** INPUT DATA **
__________

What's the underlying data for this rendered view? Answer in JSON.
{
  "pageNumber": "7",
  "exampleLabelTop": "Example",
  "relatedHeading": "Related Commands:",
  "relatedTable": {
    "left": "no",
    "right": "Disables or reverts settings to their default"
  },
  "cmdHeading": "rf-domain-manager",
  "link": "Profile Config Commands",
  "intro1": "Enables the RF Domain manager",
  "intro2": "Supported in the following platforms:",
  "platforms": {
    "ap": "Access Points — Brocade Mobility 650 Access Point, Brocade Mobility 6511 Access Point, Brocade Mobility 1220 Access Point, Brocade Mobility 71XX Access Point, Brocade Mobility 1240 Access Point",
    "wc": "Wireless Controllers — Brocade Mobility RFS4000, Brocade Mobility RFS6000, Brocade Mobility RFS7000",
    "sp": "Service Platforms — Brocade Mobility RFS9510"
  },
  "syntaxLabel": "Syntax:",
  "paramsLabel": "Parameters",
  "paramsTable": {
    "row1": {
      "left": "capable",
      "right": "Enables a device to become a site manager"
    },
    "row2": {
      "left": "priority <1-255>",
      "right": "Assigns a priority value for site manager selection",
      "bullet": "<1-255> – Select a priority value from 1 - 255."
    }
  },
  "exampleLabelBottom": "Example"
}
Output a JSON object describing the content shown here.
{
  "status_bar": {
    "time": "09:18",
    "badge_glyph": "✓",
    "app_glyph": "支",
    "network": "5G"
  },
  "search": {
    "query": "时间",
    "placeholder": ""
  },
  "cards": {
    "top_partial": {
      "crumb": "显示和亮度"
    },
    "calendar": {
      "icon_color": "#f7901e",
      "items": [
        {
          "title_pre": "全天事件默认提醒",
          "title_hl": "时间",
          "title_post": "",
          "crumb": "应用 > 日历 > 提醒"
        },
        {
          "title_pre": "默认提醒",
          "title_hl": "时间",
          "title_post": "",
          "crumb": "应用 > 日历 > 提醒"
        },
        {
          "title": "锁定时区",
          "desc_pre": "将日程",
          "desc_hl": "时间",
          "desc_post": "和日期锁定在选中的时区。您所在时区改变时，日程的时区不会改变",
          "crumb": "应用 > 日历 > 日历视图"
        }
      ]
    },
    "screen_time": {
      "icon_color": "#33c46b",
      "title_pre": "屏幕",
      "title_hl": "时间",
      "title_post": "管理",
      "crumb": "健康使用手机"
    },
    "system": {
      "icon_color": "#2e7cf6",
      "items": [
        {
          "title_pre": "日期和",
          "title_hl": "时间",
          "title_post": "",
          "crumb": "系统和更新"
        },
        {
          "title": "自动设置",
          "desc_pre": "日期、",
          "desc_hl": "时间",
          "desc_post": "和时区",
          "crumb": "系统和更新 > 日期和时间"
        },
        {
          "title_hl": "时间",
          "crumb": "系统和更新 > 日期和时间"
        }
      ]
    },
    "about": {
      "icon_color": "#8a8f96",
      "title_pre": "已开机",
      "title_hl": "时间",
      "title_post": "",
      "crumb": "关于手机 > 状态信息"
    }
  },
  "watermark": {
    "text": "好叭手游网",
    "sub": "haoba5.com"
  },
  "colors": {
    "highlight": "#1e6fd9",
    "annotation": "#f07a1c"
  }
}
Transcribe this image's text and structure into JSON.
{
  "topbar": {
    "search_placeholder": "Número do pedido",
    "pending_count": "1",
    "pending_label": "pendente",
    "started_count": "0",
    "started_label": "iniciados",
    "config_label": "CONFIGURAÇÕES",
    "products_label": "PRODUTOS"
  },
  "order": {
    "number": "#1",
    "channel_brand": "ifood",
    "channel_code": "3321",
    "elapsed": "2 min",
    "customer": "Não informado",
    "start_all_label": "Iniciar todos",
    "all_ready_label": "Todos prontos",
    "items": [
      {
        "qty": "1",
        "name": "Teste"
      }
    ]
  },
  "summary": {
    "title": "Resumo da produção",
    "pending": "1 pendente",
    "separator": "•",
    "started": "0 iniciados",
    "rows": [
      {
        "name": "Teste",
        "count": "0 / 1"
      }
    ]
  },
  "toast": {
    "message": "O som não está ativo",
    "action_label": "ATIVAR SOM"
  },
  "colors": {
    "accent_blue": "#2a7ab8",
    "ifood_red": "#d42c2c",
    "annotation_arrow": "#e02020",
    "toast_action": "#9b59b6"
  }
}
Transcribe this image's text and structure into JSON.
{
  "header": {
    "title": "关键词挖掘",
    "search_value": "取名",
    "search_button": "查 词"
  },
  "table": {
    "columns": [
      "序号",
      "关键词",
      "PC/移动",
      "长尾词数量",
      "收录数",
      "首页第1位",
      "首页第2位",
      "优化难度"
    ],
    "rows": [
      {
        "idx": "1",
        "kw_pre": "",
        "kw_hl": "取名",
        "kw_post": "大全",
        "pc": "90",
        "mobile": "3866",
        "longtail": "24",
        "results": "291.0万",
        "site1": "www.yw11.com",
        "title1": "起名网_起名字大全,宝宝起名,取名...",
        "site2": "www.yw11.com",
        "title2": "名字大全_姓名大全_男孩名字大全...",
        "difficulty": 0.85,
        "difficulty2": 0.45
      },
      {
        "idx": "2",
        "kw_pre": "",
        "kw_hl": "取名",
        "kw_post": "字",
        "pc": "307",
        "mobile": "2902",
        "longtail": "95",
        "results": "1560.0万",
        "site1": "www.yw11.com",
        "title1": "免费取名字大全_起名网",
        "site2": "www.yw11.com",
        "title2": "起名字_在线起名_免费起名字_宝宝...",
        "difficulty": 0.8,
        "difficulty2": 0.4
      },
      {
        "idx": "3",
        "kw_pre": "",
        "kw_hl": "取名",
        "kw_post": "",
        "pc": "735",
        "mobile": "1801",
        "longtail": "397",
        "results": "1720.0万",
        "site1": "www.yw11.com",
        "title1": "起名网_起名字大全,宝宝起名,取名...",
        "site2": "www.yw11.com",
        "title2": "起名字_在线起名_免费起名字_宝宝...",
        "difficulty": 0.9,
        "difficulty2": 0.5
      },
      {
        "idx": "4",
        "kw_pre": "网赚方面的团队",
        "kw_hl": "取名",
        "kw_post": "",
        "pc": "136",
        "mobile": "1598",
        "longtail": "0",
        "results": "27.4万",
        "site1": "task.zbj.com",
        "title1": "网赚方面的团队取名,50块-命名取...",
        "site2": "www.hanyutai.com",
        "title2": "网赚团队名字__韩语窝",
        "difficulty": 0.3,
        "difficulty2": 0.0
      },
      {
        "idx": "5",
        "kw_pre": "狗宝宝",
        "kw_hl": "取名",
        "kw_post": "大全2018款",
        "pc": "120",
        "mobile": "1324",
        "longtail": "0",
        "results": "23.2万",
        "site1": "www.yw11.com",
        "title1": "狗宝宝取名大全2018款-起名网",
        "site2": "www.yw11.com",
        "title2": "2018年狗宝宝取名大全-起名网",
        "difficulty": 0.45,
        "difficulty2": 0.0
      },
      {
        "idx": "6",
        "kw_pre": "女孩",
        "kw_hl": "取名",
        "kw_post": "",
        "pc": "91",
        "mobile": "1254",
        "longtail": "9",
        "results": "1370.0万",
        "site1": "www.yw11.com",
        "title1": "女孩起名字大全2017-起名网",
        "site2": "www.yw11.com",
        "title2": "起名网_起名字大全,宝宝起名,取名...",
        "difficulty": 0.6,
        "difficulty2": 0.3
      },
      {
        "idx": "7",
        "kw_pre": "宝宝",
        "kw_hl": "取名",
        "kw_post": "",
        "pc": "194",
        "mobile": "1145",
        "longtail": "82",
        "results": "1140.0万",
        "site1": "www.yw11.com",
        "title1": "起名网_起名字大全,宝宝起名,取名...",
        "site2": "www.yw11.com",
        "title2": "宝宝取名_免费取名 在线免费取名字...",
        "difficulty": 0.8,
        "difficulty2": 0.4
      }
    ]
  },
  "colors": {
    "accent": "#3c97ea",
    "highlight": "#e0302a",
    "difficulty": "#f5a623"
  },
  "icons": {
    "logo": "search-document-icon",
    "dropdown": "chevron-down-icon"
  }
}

__________

** WHAT IS REQUIRED **
Look for "Mobility" and pull out every line that has it.

** SOLUTION FOR THIS TASK **
    "ap": "Access Points — Brocade Mobility 650 Access Point, Brocade Mobility 6511 Access Point, Brocade Mobility 1220 Access Point, Brocade Mobility 71XX Access Point, Brocade Mobility 1240 Access Point",
    "wc": "Wireless Controllers — Brocade Mobility RFS4000, Brocade Mobility RFS6000, Brocade Mobility RFS7000",
    "sp": "Service Platforms — Brocade Mobility RFS9510"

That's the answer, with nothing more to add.